Objective: Select and copy out every line in the records containing "name".

[Start of Materials provided]

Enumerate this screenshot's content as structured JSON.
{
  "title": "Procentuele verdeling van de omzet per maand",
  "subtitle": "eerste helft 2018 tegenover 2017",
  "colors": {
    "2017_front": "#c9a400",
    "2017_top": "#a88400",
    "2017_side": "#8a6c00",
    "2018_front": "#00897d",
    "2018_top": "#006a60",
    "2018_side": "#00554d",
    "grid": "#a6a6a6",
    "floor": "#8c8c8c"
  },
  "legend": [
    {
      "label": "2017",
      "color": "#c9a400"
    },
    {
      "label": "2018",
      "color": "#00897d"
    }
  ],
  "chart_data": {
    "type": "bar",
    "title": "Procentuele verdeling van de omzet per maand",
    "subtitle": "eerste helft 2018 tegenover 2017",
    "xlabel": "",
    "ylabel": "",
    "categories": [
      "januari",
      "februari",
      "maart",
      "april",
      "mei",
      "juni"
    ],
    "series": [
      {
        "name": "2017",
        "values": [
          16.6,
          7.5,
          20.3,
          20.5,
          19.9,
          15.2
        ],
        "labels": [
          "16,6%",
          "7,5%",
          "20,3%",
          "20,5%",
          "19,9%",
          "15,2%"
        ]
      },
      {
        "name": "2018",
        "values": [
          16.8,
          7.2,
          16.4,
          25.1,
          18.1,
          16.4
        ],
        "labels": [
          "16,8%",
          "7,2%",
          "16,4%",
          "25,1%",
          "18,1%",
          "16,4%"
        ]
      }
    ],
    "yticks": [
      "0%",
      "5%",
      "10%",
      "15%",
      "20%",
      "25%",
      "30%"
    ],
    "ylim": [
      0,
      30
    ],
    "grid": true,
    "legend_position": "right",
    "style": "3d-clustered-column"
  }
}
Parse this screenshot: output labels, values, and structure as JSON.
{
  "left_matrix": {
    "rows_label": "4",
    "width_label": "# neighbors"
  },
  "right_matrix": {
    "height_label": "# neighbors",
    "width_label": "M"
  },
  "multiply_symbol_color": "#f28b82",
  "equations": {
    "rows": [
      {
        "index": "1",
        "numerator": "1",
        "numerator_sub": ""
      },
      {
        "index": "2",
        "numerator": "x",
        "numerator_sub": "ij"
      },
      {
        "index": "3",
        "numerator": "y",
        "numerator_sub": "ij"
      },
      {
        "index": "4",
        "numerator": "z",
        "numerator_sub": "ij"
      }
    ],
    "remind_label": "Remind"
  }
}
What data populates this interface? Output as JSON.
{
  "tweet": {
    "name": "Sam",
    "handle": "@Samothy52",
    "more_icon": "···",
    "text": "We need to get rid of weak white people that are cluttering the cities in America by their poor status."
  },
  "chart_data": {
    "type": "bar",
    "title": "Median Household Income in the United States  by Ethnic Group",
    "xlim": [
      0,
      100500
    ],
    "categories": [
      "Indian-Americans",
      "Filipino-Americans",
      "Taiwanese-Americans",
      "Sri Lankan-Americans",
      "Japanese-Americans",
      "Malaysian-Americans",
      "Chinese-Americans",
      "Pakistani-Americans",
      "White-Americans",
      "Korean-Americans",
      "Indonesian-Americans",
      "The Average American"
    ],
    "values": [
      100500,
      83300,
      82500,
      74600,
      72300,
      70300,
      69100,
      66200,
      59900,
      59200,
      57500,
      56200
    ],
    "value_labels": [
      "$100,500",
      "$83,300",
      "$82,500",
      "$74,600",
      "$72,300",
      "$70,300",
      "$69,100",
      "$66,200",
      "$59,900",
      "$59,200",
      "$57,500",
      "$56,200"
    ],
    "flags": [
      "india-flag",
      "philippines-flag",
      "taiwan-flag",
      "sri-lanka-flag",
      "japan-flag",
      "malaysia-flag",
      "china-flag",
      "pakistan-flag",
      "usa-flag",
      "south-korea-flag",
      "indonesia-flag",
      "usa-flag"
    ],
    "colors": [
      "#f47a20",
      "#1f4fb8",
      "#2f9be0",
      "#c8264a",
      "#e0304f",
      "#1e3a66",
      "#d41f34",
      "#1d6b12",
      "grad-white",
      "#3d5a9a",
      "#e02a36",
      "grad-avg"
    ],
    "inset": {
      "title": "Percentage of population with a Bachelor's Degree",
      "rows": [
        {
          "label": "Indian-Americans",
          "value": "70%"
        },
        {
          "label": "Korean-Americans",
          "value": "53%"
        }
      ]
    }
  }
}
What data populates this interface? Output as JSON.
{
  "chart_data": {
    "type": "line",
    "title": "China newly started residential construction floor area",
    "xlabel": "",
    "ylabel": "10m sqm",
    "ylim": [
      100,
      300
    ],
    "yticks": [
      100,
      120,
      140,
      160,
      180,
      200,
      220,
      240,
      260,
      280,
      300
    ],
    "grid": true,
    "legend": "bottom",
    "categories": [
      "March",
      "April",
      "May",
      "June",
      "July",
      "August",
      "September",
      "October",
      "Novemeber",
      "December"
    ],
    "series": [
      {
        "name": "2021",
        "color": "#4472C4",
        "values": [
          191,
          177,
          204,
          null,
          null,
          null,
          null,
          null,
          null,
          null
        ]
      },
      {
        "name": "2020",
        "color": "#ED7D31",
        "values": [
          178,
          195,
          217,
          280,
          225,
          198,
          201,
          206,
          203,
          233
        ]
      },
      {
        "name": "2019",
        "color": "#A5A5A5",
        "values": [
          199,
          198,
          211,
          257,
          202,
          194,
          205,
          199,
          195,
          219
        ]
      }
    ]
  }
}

[End of Materials provided]

Correct output:
        "name": "2017",
        "name": "2018",
    "name": "Sam",
        "name": "2021",
        "name": "2020",
        "name": "2019",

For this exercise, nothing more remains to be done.